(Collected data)

● ● ● ● ● ● ●

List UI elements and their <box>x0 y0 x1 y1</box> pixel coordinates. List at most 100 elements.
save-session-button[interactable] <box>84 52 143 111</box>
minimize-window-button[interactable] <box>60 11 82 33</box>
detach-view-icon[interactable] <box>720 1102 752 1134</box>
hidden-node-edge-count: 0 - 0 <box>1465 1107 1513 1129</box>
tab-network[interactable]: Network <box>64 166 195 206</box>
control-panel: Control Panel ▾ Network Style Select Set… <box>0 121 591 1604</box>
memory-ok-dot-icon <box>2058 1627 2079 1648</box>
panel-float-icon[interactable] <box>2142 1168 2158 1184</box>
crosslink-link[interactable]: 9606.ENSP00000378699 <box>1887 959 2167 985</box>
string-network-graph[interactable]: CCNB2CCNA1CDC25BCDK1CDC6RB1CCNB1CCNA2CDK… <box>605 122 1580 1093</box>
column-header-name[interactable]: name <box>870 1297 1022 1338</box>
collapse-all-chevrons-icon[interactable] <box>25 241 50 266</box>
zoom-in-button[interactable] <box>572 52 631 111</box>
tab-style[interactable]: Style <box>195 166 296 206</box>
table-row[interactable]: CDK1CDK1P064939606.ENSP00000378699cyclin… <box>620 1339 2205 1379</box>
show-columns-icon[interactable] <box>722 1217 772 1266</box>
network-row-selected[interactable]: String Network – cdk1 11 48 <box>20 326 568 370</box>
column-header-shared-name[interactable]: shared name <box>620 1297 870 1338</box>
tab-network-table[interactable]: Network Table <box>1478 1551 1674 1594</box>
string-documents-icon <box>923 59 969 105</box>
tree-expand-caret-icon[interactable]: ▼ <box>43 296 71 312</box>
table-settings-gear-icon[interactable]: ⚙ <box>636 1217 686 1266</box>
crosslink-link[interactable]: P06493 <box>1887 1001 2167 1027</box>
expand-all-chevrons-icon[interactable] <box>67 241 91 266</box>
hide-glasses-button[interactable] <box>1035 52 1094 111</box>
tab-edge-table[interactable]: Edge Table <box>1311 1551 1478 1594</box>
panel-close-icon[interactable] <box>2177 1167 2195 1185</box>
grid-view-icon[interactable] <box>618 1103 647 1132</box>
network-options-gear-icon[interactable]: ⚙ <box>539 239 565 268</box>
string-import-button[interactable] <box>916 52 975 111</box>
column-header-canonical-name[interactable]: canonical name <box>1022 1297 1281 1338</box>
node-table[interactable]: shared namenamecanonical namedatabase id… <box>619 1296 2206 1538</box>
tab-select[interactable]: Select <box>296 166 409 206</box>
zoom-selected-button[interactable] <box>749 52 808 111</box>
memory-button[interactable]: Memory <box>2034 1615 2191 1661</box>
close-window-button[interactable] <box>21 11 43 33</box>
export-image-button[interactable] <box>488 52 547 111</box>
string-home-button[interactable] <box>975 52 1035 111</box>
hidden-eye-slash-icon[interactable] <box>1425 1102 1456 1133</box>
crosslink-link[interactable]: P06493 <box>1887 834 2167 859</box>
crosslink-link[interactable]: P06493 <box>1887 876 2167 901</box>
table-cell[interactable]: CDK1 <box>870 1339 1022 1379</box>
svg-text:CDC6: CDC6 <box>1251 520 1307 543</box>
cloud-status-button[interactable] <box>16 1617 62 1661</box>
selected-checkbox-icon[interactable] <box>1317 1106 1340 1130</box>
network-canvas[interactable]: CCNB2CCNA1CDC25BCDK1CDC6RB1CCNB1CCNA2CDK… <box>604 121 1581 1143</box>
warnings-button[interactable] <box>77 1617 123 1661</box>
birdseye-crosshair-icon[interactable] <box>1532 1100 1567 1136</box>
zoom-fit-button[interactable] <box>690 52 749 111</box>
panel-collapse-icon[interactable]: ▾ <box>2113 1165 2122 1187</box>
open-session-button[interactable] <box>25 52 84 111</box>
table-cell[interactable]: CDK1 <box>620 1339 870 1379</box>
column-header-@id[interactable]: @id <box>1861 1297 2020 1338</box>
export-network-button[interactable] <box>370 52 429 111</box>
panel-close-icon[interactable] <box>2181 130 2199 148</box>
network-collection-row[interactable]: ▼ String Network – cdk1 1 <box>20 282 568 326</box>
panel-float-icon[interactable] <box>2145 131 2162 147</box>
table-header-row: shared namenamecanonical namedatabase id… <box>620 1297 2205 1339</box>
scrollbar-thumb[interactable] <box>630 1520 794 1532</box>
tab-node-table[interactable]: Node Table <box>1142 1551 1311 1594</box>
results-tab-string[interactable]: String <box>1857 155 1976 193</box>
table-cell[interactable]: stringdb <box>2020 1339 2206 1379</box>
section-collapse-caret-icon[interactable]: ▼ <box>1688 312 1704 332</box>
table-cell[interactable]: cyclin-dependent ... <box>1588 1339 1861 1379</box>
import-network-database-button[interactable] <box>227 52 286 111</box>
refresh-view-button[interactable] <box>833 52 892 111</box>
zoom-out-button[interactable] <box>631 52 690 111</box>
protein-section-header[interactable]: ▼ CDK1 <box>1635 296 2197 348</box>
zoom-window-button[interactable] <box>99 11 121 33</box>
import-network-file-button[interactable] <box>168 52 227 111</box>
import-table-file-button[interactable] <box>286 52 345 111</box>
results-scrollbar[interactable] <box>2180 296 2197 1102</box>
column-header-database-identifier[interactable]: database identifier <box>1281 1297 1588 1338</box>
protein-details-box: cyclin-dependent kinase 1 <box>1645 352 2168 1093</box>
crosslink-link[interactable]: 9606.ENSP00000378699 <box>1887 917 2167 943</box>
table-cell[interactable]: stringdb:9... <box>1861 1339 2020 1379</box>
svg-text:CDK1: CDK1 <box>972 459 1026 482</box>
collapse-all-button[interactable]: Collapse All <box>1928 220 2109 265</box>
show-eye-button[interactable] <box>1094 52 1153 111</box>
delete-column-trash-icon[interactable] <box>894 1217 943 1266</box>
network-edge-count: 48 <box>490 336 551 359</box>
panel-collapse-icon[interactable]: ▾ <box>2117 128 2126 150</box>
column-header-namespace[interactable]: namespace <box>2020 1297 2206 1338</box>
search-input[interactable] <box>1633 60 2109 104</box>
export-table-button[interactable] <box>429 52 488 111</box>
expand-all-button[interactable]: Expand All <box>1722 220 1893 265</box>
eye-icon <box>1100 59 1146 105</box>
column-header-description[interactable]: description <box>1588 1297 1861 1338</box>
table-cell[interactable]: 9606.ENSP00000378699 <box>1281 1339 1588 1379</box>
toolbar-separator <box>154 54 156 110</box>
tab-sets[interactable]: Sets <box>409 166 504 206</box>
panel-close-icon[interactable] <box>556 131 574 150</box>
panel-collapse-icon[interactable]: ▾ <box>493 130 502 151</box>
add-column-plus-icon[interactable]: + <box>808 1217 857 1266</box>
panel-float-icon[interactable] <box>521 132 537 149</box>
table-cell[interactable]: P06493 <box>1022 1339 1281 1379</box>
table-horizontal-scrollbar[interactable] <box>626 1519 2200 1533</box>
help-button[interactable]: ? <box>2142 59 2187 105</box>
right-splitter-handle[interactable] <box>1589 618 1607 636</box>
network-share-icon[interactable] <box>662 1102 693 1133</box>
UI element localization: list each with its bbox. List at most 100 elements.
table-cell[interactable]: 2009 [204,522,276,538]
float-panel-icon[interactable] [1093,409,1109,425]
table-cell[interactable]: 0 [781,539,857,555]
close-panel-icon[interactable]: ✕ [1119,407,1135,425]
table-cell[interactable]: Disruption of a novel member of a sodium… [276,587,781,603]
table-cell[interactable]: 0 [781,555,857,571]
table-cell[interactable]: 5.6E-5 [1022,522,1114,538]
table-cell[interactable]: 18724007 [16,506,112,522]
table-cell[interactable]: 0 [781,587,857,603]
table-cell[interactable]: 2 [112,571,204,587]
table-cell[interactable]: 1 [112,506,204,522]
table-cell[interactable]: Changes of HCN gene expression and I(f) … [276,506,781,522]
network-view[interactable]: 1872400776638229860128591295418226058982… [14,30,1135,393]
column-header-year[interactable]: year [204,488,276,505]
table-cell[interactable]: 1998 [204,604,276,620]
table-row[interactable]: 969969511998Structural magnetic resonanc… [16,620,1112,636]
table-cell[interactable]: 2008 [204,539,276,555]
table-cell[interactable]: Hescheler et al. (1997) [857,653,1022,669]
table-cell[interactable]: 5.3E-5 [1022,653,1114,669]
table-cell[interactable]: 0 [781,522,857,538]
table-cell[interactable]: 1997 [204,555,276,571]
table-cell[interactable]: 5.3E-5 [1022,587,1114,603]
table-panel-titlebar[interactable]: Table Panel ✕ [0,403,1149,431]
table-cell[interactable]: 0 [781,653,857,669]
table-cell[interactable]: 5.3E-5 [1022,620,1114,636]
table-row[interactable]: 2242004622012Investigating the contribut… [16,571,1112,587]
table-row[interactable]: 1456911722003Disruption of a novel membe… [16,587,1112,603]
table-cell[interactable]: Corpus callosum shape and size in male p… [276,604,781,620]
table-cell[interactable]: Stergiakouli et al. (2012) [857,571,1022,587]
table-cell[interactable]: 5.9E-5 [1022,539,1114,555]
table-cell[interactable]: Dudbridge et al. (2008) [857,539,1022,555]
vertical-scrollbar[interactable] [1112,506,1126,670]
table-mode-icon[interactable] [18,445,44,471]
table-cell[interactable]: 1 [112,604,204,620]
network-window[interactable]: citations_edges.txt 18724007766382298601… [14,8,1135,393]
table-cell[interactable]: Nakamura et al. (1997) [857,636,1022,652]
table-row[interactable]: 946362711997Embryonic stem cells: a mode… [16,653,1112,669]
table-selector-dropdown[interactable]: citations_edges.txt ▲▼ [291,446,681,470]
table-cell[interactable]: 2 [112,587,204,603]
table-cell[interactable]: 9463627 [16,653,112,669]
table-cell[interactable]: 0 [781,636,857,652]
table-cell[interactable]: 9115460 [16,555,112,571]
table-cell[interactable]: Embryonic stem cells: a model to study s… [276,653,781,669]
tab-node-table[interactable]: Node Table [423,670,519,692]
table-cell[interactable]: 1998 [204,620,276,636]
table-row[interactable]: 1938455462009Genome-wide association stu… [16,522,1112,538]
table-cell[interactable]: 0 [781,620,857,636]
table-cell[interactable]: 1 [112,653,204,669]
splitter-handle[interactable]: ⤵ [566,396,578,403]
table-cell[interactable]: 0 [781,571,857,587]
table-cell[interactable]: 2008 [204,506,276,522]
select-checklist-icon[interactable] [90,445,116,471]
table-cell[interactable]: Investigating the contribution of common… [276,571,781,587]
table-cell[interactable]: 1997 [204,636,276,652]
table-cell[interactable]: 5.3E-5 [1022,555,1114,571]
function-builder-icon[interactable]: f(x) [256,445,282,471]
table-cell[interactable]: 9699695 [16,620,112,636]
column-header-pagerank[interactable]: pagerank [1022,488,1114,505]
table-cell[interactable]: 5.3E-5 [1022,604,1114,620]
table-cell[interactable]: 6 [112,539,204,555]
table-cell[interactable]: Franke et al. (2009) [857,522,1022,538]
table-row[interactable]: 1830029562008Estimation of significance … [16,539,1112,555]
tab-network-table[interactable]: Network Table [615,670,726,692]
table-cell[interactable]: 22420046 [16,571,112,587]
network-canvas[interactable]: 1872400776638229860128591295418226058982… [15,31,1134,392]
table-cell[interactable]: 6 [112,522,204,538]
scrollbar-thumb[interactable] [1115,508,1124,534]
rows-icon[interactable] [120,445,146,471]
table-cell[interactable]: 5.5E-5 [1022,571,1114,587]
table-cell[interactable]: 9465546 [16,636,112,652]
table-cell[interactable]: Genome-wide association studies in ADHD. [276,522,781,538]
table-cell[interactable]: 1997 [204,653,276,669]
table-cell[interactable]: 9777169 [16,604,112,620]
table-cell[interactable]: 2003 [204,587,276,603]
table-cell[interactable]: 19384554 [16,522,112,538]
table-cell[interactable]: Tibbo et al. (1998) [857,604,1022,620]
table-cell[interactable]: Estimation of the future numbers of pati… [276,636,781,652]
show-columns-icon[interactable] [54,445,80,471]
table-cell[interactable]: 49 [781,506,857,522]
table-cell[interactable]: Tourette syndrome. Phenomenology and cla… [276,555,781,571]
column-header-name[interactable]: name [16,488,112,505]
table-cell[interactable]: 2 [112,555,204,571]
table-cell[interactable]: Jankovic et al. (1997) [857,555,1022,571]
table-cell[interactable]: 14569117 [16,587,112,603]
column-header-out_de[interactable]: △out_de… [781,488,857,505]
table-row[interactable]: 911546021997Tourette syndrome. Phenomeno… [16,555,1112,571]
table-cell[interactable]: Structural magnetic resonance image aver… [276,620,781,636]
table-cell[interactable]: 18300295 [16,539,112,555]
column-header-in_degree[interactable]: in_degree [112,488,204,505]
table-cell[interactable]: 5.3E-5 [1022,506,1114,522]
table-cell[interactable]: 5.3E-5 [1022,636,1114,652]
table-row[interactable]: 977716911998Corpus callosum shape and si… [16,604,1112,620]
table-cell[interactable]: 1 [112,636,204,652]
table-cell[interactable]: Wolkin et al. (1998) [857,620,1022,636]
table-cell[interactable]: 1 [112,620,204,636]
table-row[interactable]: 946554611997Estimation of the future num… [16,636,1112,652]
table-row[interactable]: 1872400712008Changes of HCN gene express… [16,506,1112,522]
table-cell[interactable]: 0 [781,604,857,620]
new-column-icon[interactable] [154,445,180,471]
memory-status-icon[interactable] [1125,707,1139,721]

● ● ● ● ● ● ●

**Aim of the task**
Scan the data for lines containing "file" and copy all of them.

**Answer box**
import-network-file-button[interactable] <box>168 52 227 111</box>
import-table-file-button[interactable] <box>286 52 345 111</box>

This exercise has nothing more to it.